**WORK ORDER**
An exact copy of all the lines below is required, with every image left out.

[Collection entries]
-- Opening Marker --
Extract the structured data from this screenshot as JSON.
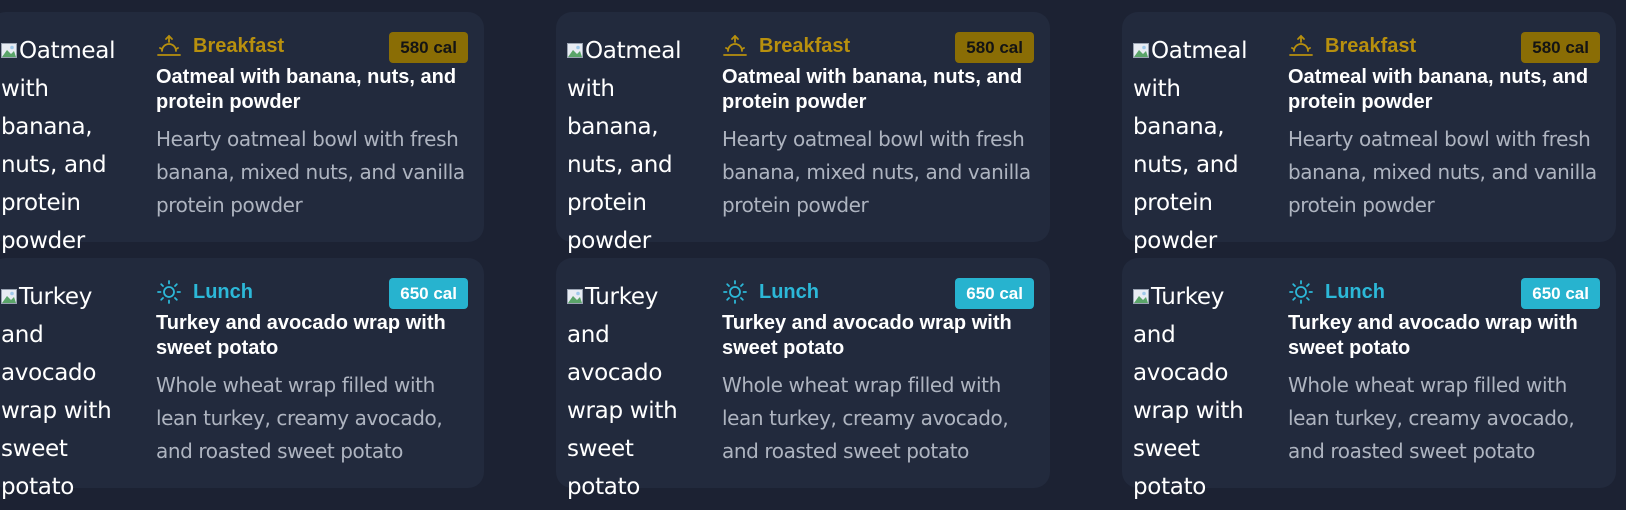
{
  "cards": [
    {
      "meal": "Breakfast",
      "calories": "580 cal",
      "image_alt": "Oatmeal with banana, nuts, and protein powder",
      "title": "Oatmeal with banana, nuts, and protein powder",
      "description": "Hearty oatmeal bowl with fresh banana, mixed nuts, and vanilla protein powder",
      "icon": "sunrise-icon",
      "accent": "#b8900e"
    },
    {
      "meal": "Breakfast",
      "calories": "580 cal",
      "image_alt": "Oatmeal with banana, nuts, and protein powder",
      "title": "Oatmeal with banana, nuts, and protein powder",
      "description": "Hearty oatmeal bowl with fresh banana, mixed nuts, and vanilla protein powder",
      "icon": "sunrise-icon",
      "accent": "#b8900e"
    },
    {
      "meal": "Breakfast",
      "calories": "580 cal",
      "image_alt": "Oatmeal with banana, nuts, and protein powder",
      "title": "Oatmeal with banana, nuts, and protein powder",
      "description": "Hearty oatmeal bowl with fresh banana, mixed nuts, and vanilla protein powder",
      "icon": "sunrise-icon",
      "accent": "#b8900e"
    },
    {
      "meal": "Lunch",
      "calories": "650 cal",
      "image_alt": "Turkey and avocado wrap with sweet potato",
      "title": "Turkey and avocado wrap with sweet potato",
      "description": "Whole wheat wrap filled with lean turkey, creamy avocado, and roasted sweet potato",
      "icon": "sun-icon",
      "accent": "#2cb8d8"
    },
    {
      "meal": "Lunch",
      "calories": "650 cal",
      "image_alt": "Turkey and avocado wrap with sweet potato",
      "title": "Turkey and avocado wrap with sweet potato",
      "description": "Whole wheat wrap filled with lean turkey, creamy avocado, and roasted sweet potato",
      "icon": "sun-icon",
      "accent": "#2cb8d8"
    },
    {
      "meal": "Lunch",
      "calories": "650 cal",
      "image_alt": "Turkey and avocado wrap with sweet potato",
      "title": "Turkey and avocado wrap with sweet potato",
      "description": "Whole wheat wrap filled with lean turkey, creamy avocado, and roasted sweet potato",
      "icon": "sun-icon",
      "accent": "#2cb8d8"
    }
  ]
}
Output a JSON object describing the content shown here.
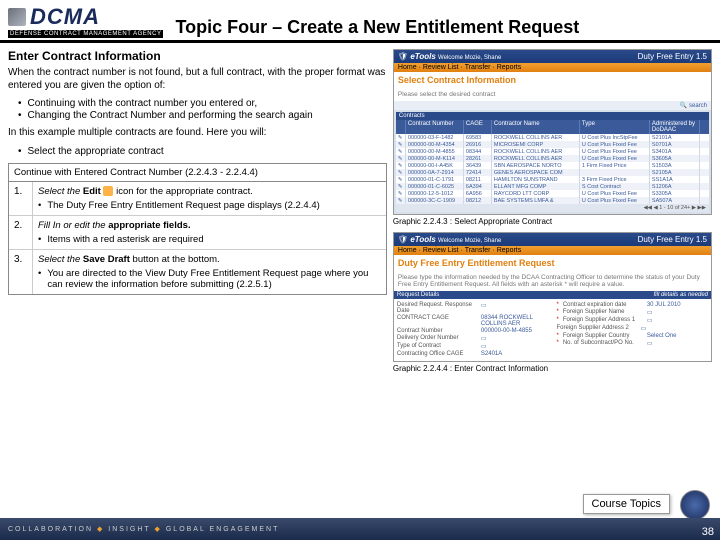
{
  "header": {
    "logo_main": "DCMA",
    "logo_sub": "DEFENSE CONTRACT MANAGEMENT AGENCY",
    "topic": "Topic Four – Create a New Entitlement Request"
  },
  "subtitle": "Enter Contract Information",
  "intro": "When the contract number is not found, but a full contract, with the proper format was entered you are given the option of:",
  "opts": [
    "Continuing with the contract number you entered or,",
    "Changing the Contract Number and performing the search again"
  ],
  "example_line": "In this example multiple contracts are found. Here you will:",
  "select_bullet": "Select the appropriate contract",
  "table": {
    "head": "Continue with Entered Contract Number (2.2.4.3 - 2.2.4.4)",
    "rows": [
      {
        "num": "1.",
        "main_prefix": "Select the ",
        "main_bold1": "Edit",
        "main_suffix": "   icon for the appropriate contract.",
        "sub": "The Duty Free Entry Entitlement Request page displays (2.2.4.4)"
      },
      {
        "num": "2.",
        "main_prefix": "Fill In or edit the ",
        "main_bold1": "appropriate fields.",
        "main_suffix": "",
        "sub": "Items with a red asterisk are required"
      },
      {
        "num": "3.",
        "main_prefix": "Select the ",
        "main_bold1": "Save Draft",
        "main_suffix": " button at the bottom.",
        "sub": "You are directed to the View Duty Free Entitlement Request page where you can review the information before submitting (2.2.5.1)"
      }
    ]
  },
  "ss1": {
    "brand": "eTools",
    "app": "Duty Free Entry 1.5",
    "welcome": "Welcome Mozie, Shane",
    "nav": "Home · Review List · Transfer · Reports",
    "title": "Select Contract Information",
    "sub": "Please select the desired contract",
    "search": "search",
    "panel": "Contracts",
    "cols": [
      "Contract Number",
      "CAGE",
      "Contractor Name",
      "Type",
      "Administered by DoDAAC"
    ],
    "rows": [
      [
        "000000-03-F-1482",
        "69583",
        "ROCKWELL COLLINS AER",
        "U Cost Plus IncStpFee",
        "S2101A"
      ],
      [
        "000000-00-M-4354",
        "26916",
        "MICROSEMI CORP",
        "U Cost Plus Fixed Fee",
        "S0701A"
      ],
      [
        "000000-00-M-4855",
        "08344",
        "ROCKWELL COLLINS AER",
        "U Cost Plus Fixed Fee",
        "S3401A"
      ],
      [
        "000000-00-M-K114",
        "28261",
        "ROCKWELL COLLINS AER",
        "U Cost Plus Fixed Fee",
        "S3605A"
      ],
      [
        "000000-00-I-A45K",
        "36439",
        "SBN AEROSPACE NORTO",
        "1 Firm Fixed Price",
        "S1503A"
      ],
      [
        "000000-0A-7-2914",
        "72414",
        "GENES AEROSPACE COM",
        "",
        "S2105A"
      ],
      [
        "000000-01-C-1791",
        "08211",
        "HAMILTON SUNSTRAND",
        "3 Firm Fixed Price",
        "SS1A1A"
      ],
      [
        "000000-01-C-6025",
        "6A394",
        "ELLANT MFG COMP",
        "S Cost Contract",
        "S1206A"
      ],
      [
        "000000-12-5-1012",
        "6A956",
        "RAYCORD LTT CORP",
        "U Cost Plus Fixed Fee",
        "S3305A"
      ],
      [
        "000000-3C-C-1909",
        "08212",
        "BAE SYSTEMS LMFA &",
        "U Cost Plus Fixed Fee",
        "SA507A"
      ]
    ],
    "pager": "1 - 10 of 24+",
    "caption": "Graphic 2.2.4.3 : Select Appropriate Contract"
  },
  "ss2": {
    "brand": "eTools",
    "app": "Duty Free Entry 1.5",
    "welcome": "Welcome Mozie, Shane",
    "nav": "Home · Review List · Transfer · Reports",
    "title": "Duty Free Entry Entitlement Request",
    "desc": "Please type the information needed by the DCAA Contracting Officer to determine the status of your Duty Free Entry Entitlement Request. All fields with an asterisk * will require a value.",
    "panel": "Request Details",
    "hint": "fill details as needed",
    "fields": {
      "desired_label": "Desired Request. Response Date",
      "cage_label": "CONTRACT CAGE",
      "cage_val": "08344 ROCKWELL COLLINS AER",
      "expire_label": "Contract expiration date",
      "expire_val": "30 JUL 2010",
      "cnum_label": "Contract Number",
      "cnum_val": "000000-00-M-4855",
      "fname_label": "Foreign Supplier Name",
      "deliv_label": "Delivery Order Number",
      "faddr1_label": "Foreign Supplier Address 1",
      "faddr2_label": "Foreign Supplier Address 2",
      "type_label": "Type of Contract",
      "country_label": "Foreign Supplier Country",
      "country_val": "Select One",
      "ccage_label": "Contracting Office CAGE",
      "ccage_val": "S2401A",
      "subc_label": "No. of Subcontract/PO No."
    },
    "caption": "Graphic 2.2.4.4 : Enter Contract Information"
  },
  "course_btn": "Course Topics",
  "footer": {
    "t1": "COLLABORATION",
    "t2": "INSIGHT",
    "t3": "GLOBAL ENGAGEMENT"
  },
  "pagenum": "38"
}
-- Closing Marker --
**ANSWER**
Extract the structured data from this screenshot as JSON.
{
  "cards": [
    {
      "meal": "Breakfast",
      "calories": "580 cal",
      "image_alt": "Oatmeal with banana, nuts, and protein powder",
      "title": "Oatmeal with banana, nuts, and protein powder",
      "description": "Hearty oatmeal bowl with fresh banana, mixed nuts, and vanilla protein powder",
      "icon": "sunrise-icon",
      "accent": "#b8900e"
    },
    {
      "meal": "Breakfast",
      "calories": "580 cal",
      "image_alt": "Oatmeal with banana, nuts, and protein powder",
      "title": "Oatmeal with banana, nuts, and protein powder",
      "description": "Hearty oatmeal bowl with fresh banana, mixed nuts, and vanilla protein powder",
      "icon": "sunrise-icon",
      "accent": "#b8900e"
    },
    {
      "meal": "Breakfast",
      "calories": "580 cal",
      "image_alt": "Oatmeal with banana, nuts, and protein powder",
      "title": "Oatmeal with banana, nuts, and protein powder",
      "description": "Hearty oatmeal bowl with fresh banana, mixed nuts, and vanilla protein powder",
      "icon": "sunrise-icon",
      "accent": "#b8900e"
    },
    {
      "meal": "Lunch",
      "calories": "650 cal",
      "image_alt": "Turkey and avocado wrap with sweet potato",
      "title": "Turkey and avocado wrap with sweet potato",
      "description": "Whole wheat wrap filled with lean turkey, creamy avocado, and roasted sweet potato",
      "icon": "sun-icon",
      "accent": "#2cb8d8"
    },
    {
      "meal": "Lunch",
      "calories": "650 cal",
      "image_alt": "Turkey and avocado wrap with sweet potato",
      "title": "Turkey and avocado wrap with sweet potato",
      "description": "Whole wheat wrap filled with lean turkey, creamy avocado, and roasted sweet potato",
      "icon": "sun-icon",
      "accent": "#2cb8d8"
    },
    {
      "meal": "Lunch",
      "calories": "650 cal",
      "image_alt": "Turkey and avocado wrap with sweet potato",
      "title": "Turkey and avocado wrap with sweet potato",
      "description": "Whole wheat wrap filled with lean turkey, creamy avocado, and roasted sweet potato",
      "icon": "sun-icon",
      "accent": "#2cb8d8"
    }
  ]
}
Output a JSON object describing the content shown here.
{
  "header": {
    "logo_main": "DCMA",
    "logo_sub": "DEFENSE CONTRACT MANAGEMENT AGENCY",
    "topic": "Topic Four – Create a New Entitlement Request"
  },
  "subtitle": "Enter Contract Information",
  "intro": "When the contract number is not found, but a full contract, with the proper format was entered you are given the option of:",
  "opts": [
    "Continuing with the contract number you entered or,",
    "Changing the Contract Number and performing the search again"
  ],
  "example_line": "In this example multiple contracts are found. Here you will:",
  "select_bullet": "Select the appropriate contract",
  "table": {
    "head": "Continue with Entered Contract Number (2.2.4.3 - 2.2.4.4)",
    "rows": [
      {
        "num": "1.",
        "main_prefix": "Select the ",
        "main_bold1": "Edit",
        "main_suffix": "   icon for the appropriate contract.",
        "sub": "The Duty Free Entry Entitlement Request page displays (2.2.4.4)"
      },
      {
        "num": "2.",
        "main_prefix": "Fill In or edit the ",
        "main_bold1": "appropriate fields.",
        "main_suffix": "",
        "sub": "Items with a red asterisk are required"
      },
      {
        "num": "3.",
        "main_prefix": "Select the ",
        "main_bold1": "Save Draft",
        "main_suffix": " button at the bottom.",
        "sub": "You are directed to the View Duty Free Entitlement Request page where you can review the information before submitting (2.2.5.1)"
      }
    ]
  },
  "ss1": {
    "brand": "eTools",
    "app": "Duty Free Entry 1.5",
    "welcome": "Welcome Mozie, Shane",
    "nav": "Home · Review List · Transfer · Reports",
    "title": "Select Contract Information",
    "sub": "Please select the desired contract",
    "search": "search",
    "panel": "Contracts",
    "cols": [
      "Contract Number",
      "CAGE",
      "Contractor Name",
      "Type",
      "Administered by DoDAAC"
    ],
    "rows": [
      [
        "000000-03-F-1482",
        "69583",
        "ROCKWELL COLLINS AER",
        "U Cost Plus IncStpFee",
        "S2101A"
      ],
      [
        "000000-00-M-4354",
        "26916",
        "MICROSEMI CORP",
        "U Cost Plus Fixed Fee",
        "S0701A"
      ],
      [
        "000000-00-M-4855",
        "08344",
        "ROCKWELL COLLINS AER",
        "U Cost Plus Fixed Fee",
        "S3401A"
      ],
      [
        "000000-00-M-K114",
        "28261",
        "ROCKWELL COLLINS AER",
        "U Cost Plus Fixed Fee",
        "S3605A"
      ],
      [
        "000000-00-I-A45K",
        "36439",
        "SBN AEROSPACE NORTO",
        "1 Firm Fixed Price",
        "S1503A"
      ],
      [
        "000000-0A-7-2914",
        "72414",
        "GENES AEROSPACE COM",
        "",
        "S2105A"
      ],
      [
        "000000-01-C-1791",
        "08211",
        "HAMILTON SUNSTRAND",
        "3 Firm Fixed Price",
        "SS1A1A"
      ],
      [
        "000000-01-C-6025",
        "6A394",
        "ELLANT MFG COMP",
        "S Cost Contract",
        "S1206A"
      ],
      [
        "000000-12-5-1012",
        "6A956",
        "RAYCORD LTT CORP",
        "U Cost Plus Fixed Fee",
        "S3305A"
      ],
      [
        "000000-3C-C-1909",
        "08212",
        "BAE SYSTEMS LMFA &",
        "U Cost Plus Fixed Fee",
        "SA507A"
      ]
    ],
    "pager": "1 - 10 of 24+",
    "caption": "Graphic 2.2.4.3 : Select Appropriate Contract"
  },
  "ss2": {
    "brand": "eTools",
    "app": "Duty Free Entry 1.5",
    "welcome": "Welcome Mozie, Shane",
    "nav": "Home · Review List · Transfer · Reports",
    "title": "Duty Free Entry Entitlement Request",
    "desc": "Please type the information needed by the DCAA Contracting Officer to determine the status of your Duty Free Entry Entitlement Request. All fields with an asterisk * will require a value.",
    "panel": "Request Details",
    "hint": "fill details as needed",
    "fields": {
      "desired_label": "Desired Request. Response Date",
      "cage_label": "CONTRACT CAGE",
      "cage_val": "08344 ROCKWELL COLLINS AER",
      "expire_label": "Contract expiration date",
      "expire_val": "30 JUL 2010",
      "cnum_label": "Contract Number",
      "cnum_val": "000000-00-M-4855",
      "fname_label": "Foreign Supplier Name",
      "deliv_label": "Delivery Order Number",
      "faddr1_label": "Foreign Supplier Address 1",
      "faddr2_label": "Foreign Supplier Address 2",
      "type_label": "Type of Contract",
      "country_label": "Foreign Supplier Country",
      "country_val": "Select One",
      "ccage_label": "Contracting Office CAGE",
      "ccage_val": "S2401A",
      "subc_label": "No. of Subcontract/PO No."
    },
    "caption": "Graphic 2.2.4.4 : Enter Contract Information"
  },
  "course_btn": "Course Topics",
  "footer": {
    "t1": "COLLABORATION",
    "t2": "INSIGHT",
    "t3": "GLOBAL ENGAGEMENT"
  },
  "pagenum": "38"
}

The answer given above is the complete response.